Task:
Extract each line bearing the word "Bilishda".

Data supplied:

--------

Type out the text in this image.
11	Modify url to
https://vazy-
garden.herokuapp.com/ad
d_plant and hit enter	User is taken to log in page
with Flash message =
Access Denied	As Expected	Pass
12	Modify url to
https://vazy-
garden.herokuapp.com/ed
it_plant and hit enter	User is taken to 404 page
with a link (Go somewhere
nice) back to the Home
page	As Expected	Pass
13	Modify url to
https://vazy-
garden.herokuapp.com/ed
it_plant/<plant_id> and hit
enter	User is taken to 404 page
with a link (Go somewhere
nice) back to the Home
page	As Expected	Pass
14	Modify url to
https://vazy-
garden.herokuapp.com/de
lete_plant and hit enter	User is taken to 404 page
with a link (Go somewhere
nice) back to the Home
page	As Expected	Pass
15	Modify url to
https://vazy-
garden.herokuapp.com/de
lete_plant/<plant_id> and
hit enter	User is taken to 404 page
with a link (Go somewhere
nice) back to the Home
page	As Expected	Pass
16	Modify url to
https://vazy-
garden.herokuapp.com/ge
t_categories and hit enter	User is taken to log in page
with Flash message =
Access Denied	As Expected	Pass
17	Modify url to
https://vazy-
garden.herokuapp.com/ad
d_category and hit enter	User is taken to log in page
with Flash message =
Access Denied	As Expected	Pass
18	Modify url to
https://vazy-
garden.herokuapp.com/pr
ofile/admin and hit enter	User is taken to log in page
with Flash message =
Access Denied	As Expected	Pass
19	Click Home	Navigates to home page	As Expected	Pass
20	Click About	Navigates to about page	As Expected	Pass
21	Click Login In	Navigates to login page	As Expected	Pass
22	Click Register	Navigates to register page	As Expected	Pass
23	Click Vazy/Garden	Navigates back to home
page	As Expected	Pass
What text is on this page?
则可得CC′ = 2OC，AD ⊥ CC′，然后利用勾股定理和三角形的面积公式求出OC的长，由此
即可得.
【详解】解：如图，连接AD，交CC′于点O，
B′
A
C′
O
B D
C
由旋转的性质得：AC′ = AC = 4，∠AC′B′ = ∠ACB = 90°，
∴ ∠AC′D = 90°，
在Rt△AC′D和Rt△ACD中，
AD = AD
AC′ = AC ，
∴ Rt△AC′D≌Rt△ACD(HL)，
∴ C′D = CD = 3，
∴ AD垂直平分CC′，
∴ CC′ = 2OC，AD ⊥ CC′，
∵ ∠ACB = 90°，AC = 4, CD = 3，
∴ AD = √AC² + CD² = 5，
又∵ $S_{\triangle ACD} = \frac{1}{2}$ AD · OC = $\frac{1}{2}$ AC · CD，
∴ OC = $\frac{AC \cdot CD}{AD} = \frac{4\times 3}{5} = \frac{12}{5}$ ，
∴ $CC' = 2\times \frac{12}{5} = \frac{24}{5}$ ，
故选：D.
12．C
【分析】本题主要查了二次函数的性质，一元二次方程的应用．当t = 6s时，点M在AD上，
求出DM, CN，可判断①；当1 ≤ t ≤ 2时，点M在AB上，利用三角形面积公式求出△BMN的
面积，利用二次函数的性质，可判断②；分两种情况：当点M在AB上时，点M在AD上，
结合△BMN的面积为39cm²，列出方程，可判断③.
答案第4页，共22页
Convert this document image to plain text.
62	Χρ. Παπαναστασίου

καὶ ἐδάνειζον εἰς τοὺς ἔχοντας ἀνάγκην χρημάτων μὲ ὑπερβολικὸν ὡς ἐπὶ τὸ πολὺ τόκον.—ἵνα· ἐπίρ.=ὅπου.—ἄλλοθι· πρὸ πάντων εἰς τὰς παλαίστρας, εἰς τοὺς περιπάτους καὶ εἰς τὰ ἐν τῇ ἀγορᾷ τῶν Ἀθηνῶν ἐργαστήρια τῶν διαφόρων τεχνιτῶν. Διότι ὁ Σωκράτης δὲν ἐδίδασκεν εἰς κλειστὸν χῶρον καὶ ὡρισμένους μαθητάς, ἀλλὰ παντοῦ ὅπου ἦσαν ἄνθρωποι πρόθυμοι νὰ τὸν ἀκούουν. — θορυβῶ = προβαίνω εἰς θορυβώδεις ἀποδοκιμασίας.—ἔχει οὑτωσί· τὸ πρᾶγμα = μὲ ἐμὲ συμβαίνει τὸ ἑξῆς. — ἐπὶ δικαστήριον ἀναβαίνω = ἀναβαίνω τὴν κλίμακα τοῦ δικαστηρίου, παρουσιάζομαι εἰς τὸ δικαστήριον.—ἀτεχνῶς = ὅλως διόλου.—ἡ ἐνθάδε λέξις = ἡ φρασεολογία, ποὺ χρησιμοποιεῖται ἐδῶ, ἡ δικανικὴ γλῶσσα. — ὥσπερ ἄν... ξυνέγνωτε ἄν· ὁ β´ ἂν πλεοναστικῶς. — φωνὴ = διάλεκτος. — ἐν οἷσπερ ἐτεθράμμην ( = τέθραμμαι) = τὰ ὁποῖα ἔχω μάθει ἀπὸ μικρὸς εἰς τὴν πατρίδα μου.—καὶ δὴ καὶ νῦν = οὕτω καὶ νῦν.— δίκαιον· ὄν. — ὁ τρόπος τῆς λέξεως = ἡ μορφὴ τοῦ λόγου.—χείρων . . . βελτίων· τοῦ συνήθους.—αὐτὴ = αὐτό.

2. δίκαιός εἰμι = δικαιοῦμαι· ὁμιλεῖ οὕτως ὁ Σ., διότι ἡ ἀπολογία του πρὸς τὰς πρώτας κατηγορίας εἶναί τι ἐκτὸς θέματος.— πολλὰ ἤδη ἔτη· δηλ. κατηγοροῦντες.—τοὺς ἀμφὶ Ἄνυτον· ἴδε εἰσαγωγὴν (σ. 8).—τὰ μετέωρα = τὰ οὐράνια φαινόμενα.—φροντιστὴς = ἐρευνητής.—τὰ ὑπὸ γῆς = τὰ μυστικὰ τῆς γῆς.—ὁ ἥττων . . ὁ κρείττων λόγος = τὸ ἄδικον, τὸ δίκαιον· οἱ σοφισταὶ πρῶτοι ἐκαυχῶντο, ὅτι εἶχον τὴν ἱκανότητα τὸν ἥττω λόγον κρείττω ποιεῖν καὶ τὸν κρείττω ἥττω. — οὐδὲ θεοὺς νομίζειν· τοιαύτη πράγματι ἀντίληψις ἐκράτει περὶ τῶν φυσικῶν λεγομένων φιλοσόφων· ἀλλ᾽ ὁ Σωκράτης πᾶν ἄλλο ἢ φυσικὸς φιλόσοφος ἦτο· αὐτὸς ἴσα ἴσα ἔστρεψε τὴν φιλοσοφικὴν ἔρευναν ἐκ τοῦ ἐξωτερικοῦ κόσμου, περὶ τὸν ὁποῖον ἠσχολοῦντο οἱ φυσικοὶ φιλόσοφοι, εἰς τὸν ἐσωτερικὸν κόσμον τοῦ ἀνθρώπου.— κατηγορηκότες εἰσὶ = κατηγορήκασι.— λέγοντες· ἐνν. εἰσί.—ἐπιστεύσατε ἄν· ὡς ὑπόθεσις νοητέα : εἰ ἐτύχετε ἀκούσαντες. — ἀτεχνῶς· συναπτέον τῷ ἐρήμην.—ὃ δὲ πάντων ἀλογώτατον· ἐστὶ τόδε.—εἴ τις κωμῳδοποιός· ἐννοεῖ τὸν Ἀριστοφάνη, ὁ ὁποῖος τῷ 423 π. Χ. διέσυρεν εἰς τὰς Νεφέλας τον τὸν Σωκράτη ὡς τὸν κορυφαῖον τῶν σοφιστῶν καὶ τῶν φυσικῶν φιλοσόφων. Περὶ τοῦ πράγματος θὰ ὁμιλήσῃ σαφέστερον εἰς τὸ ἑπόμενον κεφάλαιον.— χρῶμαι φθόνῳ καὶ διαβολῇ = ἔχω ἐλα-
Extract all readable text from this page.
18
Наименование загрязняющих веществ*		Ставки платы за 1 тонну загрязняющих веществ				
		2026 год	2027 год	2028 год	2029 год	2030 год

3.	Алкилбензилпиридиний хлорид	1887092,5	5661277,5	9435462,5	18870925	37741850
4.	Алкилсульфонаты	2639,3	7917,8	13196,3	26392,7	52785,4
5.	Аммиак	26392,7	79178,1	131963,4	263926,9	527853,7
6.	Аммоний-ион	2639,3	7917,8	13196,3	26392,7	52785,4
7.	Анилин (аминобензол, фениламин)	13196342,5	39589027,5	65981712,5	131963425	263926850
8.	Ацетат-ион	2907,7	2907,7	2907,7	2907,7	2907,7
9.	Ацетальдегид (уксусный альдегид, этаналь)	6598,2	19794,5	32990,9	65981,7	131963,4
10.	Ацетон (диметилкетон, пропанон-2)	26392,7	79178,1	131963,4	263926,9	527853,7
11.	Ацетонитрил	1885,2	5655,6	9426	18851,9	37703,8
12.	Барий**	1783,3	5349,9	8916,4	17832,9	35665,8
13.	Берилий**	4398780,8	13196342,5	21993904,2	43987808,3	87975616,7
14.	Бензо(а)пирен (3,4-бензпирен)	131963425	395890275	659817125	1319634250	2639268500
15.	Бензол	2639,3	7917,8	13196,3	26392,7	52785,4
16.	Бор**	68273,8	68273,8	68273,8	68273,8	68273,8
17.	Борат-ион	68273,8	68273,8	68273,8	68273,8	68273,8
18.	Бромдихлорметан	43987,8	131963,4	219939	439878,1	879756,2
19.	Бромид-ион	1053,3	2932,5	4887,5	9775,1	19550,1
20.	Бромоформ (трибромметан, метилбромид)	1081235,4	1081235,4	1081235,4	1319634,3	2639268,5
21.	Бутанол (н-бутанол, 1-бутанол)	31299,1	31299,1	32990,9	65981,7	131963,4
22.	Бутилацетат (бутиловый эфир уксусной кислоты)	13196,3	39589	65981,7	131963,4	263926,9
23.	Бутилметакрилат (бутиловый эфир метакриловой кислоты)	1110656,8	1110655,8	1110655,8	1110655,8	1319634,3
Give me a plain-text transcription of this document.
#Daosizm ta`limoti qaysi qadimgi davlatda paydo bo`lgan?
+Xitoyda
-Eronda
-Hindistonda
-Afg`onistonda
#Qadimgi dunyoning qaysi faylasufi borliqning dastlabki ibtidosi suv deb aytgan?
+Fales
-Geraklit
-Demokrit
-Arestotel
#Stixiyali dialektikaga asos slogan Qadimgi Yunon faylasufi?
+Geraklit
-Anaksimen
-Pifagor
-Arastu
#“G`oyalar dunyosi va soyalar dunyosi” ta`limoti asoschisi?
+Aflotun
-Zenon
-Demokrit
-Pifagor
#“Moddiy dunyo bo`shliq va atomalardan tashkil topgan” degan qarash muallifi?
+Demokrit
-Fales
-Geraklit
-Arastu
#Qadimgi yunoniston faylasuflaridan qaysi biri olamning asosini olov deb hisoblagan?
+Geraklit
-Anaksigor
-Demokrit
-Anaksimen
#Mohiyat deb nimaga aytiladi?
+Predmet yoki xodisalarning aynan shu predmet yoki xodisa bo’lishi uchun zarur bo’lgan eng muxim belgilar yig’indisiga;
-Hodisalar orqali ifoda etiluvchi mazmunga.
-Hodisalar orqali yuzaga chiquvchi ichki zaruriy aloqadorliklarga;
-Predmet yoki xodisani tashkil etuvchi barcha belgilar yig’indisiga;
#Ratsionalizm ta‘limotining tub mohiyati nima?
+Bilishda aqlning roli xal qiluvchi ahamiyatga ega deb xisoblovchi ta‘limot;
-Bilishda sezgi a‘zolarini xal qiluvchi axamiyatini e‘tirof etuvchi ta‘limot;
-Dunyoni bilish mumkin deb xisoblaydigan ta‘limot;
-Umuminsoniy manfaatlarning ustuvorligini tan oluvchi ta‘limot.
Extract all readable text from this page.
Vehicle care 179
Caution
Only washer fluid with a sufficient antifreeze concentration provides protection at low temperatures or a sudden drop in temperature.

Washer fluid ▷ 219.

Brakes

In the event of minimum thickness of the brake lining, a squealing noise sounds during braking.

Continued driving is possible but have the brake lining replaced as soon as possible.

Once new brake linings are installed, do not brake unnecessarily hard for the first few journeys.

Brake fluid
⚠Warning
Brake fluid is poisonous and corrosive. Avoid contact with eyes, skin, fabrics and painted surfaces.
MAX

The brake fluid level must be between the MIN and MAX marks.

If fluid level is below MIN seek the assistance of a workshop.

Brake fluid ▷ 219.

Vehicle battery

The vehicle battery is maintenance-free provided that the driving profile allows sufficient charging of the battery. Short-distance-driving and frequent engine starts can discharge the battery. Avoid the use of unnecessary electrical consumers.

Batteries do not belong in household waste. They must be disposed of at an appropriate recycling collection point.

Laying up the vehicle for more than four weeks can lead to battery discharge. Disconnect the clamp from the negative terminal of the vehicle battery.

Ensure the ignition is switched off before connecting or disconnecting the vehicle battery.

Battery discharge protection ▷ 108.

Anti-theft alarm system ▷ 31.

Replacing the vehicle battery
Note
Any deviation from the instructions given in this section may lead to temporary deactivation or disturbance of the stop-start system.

--------

Worked solution:
+Bilishda aqlning roli xal qiluvchi ahamiyatga ega deb xisoblovchi ta‘limot;
-Bilishda sezgi a‘zolarini xal qiluvchi axamiyatini e‘tirof etuvchi ta‘limot;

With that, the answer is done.